§ What you are asked to do:
Every record below should be written out exactly; pictures stay out.

Data entries
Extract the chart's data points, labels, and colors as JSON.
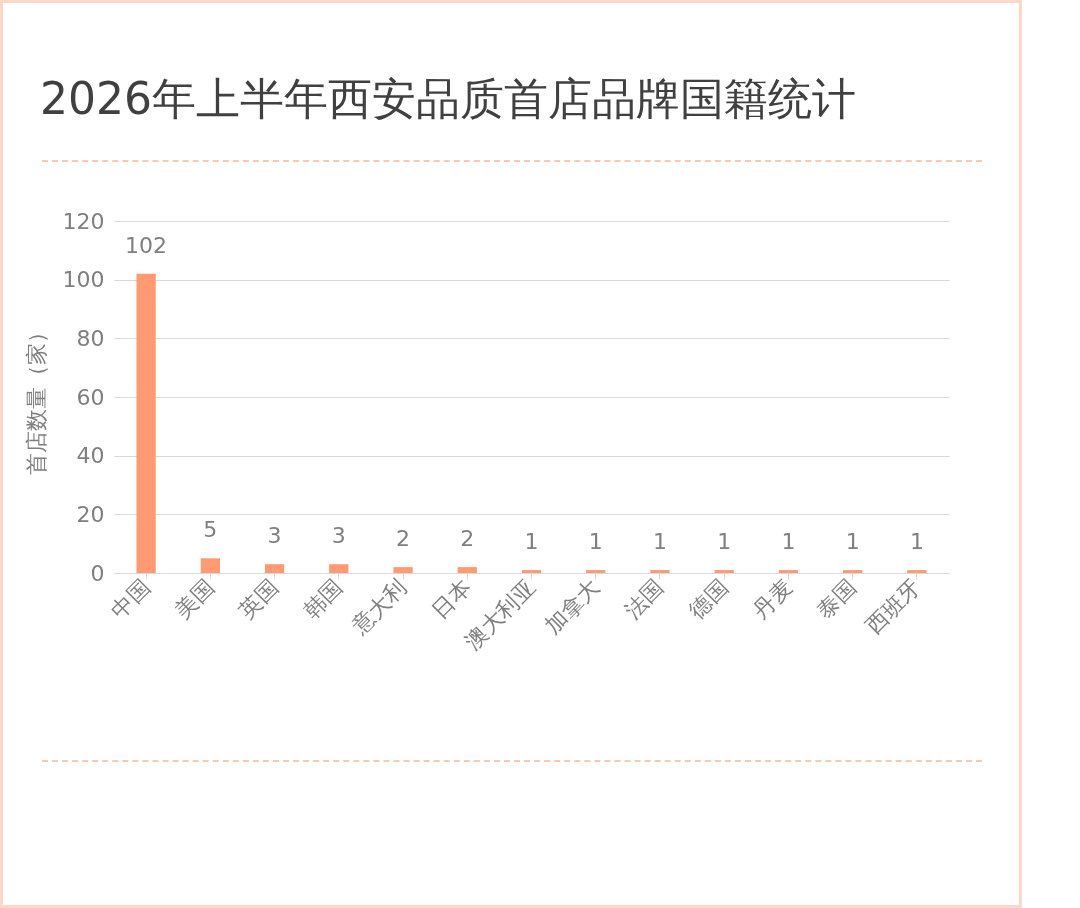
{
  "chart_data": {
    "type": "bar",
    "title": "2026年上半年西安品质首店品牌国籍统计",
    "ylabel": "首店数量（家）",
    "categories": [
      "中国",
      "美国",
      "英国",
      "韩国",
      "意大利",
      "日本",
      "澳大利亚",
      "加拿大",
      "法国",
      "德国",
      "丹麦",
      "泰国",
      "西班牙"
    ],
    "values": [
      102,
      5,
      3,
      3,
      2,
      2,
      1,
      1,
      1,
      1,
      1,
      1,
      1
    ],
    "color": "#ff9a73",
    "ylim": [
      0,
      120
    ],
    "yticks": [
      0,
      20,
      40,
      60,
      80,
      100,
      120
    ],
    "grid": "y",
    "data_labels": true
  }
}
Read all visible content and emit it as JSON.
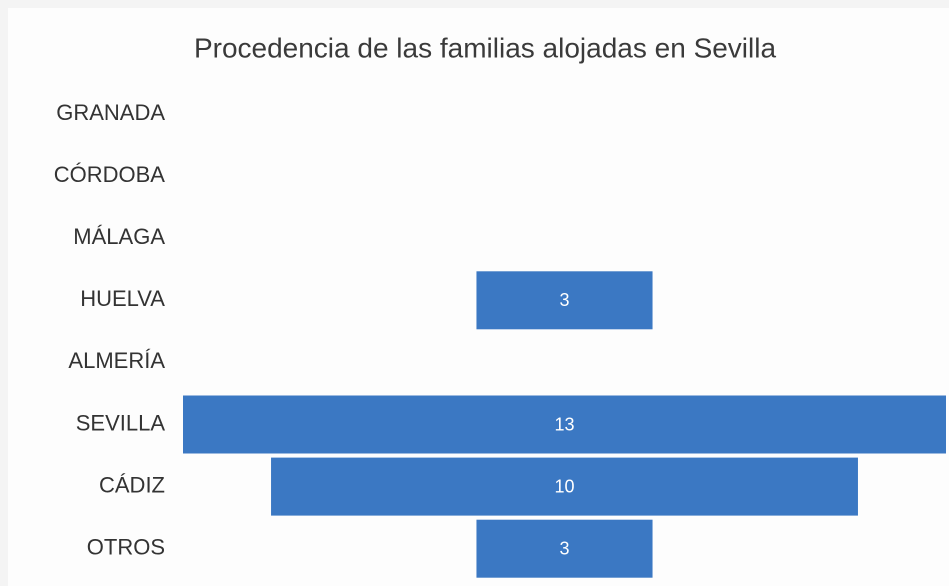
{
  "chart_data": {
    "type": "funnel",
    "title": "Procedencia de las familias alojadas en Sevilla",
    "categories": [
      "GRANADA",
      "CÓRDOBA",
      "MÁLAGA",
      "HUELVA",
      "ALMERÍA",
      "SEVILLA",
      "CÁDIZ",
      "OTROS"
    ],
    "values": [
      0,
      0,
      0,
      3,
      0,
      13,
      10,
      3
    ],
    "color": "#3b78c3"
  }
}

§ Exercise solution:
Extract the chart's data points, labels, and colors as JSON.
{
  "chart_data": {
    "type": "bar",
    "title": "2026年上半年西安品质首店品牌国籍统计",
    "ylabel": "首店数量（家）",
    "categories": [
      "中国",
      "美国",
      "英国",
      "韩国",
      "意大利",
      "日本",
      "澳大利亚",
      "加拿大",
      "法国",
      "德国",
      "丹麦",
      "泰国",
      "西班牙"
    ],
    "values": [
      102,
      5,
      3,
      3,
      2,
      2,
      1,
      1,
      1,
      1,
      1,
      1,
      1
    ],
    "color": "#ff9a73",
    "ylim": [
      0,
      120
    ],
    "yticks": [
      0,
      20,
      40,
      60,
      80,
      100,
      120
    ],
    "grid": "y",
    "data_labels": true
  }
}
Read all visible content and emit it as JSON.
{
  "chart_data": {
    "type": "funnel",
    "title": "Procedencia de las familias alojadas en Sevilla",
    "categories": [
      "GRANADA",
      "CÓRDOBA",
      "MÁLAGA",
      "HUELVA",
      "ALMERÍA",
      "SEVILLA",
      "CÁDIZ",
      "OTROS"
    ],
    "values": [
      0,
      0,
      0,
      3,
      0,
      13,
      10,
      3
    ],
    "color": "#3b78c3"
  }
}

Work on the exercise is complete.